* **Work to do**: Quote exactly the lines running from the line with "Transcribe this image's" to the end of the entries, including both, and nothing else.

** Begin **

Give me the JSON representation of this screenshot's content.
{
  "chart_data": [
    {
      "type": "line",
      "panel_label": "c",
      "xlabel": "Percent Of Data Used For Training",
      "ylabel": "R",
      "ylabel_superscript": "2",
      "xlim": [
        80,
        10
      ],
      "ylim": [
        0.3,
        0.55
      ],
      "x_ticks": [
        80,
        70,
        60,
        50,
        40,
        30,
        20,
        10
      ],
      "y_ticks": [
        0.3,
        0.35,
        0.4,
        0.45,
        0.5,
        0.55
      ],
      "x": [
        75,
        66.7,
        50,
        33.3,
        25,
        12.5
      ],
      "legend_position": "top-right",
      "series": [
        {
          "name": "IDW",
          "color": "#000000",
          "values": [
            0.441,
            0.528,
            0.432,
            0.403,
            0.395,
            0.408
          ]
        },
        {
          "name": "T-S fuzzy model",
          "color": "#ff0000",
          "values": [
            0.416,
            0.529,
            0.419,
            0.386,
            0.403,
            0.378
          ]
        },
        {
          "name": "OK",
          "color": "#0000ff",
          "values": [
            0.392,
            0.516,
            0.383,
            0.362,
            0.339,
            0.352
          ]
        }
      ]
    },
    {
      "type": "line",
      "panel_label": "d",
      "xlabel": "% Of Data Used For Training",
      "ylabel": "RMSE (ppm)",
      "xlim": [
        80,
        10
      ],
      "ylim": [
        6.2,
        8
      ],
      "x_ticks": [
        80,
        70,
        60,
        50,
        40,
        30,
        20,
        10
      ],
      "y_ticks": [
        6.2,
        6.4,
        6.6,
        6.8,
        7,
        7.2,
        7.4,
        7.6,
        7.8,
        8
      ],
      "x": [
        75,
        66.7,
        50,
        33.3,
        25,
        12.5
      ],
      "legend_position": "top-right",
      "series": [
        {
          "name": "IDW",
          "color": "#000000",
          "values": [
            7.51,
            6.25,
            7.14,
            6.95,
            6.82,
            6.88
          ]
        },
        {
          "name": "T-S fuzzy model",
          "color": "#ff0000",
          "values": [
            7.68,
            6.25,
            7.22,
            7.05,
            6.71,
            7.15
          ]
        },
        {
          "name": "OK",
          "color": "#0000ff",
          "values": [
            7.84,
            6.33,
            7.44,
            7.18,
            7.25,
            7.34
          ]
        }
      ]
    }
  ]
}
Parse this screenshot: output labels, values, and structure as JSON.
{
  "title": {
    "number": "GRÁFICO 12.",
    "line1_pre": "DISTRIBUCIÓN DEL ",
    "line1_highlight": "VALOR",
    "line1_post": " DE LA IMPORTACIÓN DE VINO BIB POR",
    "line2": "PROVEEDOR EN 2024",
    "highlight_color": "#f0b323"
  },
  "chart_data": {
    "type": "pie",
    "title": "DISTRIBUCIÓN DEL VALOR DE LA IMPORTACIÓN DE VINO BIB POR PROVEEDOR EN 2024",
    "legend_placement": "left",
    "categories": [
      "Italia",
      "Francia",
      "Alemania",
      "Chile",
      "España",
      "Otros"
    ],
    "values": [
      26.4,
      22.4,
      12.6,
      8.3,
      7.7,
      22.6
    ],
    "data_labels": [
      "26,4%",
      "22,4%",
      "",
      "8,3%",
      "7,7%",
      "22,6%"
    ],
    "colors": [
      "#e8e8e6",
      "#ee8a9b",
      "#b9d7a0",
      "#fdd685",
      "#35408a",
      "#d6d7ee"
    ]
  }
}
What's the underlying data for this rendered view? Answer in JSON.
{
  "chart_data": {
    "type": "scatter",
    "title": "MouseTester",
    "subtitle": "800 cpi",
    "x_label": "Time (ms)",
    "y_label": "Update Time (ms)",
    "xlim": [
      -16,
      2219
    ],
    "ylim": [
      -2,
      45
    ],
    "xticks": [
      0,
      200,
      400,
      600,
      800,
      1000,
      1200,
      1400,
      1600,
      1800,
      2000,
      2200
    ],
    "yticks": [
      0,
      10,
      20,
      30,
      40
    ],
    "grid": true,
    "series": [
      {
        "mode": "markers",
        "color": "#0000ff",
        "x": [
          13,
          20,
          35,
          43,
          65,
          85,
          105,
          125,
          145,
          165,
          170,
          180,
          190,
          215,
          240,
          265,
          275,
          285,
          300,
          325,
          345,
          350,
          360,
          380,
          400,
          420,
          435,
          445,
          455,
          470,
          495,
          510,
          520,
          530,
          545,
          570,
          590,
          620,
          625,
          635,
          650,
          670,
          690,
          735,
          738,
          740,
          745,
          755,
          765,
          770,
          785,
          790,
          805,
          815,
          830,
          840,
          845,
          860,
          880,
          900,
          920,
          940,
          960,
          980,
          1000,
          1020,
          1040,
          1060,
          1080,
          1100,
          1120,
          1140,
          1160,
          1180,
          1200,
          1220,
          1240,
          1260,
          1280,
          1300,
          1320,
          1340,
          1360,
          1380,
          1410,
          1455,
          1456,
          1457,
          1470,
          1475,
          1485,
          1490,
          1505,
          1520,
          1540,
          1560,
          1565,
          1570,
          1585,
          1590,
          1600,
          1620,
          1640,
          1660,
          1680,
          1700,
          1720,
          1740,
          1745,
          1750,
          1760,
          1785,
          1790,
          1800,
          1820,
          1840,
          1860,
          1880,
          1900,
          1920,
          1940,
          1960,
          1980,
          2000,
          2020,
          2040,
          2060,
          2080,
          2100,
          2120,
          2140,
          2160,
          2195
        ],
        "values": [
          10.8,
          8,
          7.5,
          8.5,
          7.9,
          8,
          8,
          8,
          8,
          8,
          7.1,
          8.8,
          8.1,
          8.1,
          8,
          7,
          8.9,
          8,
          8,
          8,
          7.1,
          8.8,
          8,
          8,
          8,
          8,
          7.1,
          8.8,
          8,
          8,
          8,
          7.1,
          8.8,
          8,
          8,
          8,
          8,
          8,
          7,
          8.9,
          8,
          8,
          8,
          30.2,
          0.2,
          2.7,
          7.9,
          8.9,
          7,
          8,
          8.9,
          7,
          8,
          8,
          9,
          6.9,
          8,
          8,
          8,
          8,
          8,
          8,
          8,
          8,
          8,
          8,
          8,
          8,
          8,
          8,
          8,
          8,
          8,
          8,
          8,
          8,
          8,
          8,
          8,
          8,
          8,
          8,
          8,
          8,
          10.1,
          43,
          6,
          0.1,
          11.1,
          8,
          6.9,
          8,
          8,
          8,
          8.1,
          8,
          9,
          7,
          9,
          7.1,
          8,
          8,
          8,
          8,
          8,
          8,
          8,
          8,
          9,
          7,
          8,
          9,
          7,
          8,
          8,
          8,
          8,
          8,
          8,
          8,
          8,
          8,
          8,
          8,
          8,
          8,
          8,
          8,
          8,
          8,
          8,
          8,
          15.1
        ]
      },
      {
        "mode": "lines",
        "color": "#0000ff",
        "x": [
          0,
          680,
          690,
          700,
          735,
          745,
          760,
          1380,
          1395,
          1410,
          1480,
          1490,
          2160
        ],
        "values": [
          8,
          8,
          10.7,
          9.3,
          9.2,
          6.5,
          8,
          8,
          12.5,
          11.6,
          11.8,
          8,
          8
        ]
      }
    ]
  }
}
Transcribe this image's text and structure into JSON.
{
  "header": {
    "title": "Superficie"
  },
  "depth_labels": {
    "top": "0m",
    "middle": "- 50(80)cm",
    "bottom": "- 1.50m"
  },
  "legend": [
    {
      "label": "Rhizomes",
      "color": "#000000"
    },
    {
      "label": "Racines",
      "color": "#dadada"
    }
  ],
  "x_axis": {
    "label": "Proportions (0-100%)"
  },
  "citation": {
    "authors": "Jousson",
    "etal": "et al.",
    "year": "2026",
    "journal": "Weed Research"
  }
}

** End **

* **Solution for this problem**:
Transcribe this image's text and structure into JSON.
{
  "header": {
    "title": "Superficie"
  },
  "depth_labels": {
    "top": "0m",
    "middle": "- 50(80)cm",
    "bottom": "- 1.50m"
  },
  "legend": [
    {
      "label": "Rhizomes",
      "color": "#000000"
    },
    {
      "label": "Racines",
      "color": "#dadada"
    }
  ],
  "x_axis": {
    "label": "Proportions (0-100%)"
  },
  "citation": {
    "authors": "Jousson",
    "etal": "et al.",
    "year": "2026",
    "journal": "Weed Research"
  }
}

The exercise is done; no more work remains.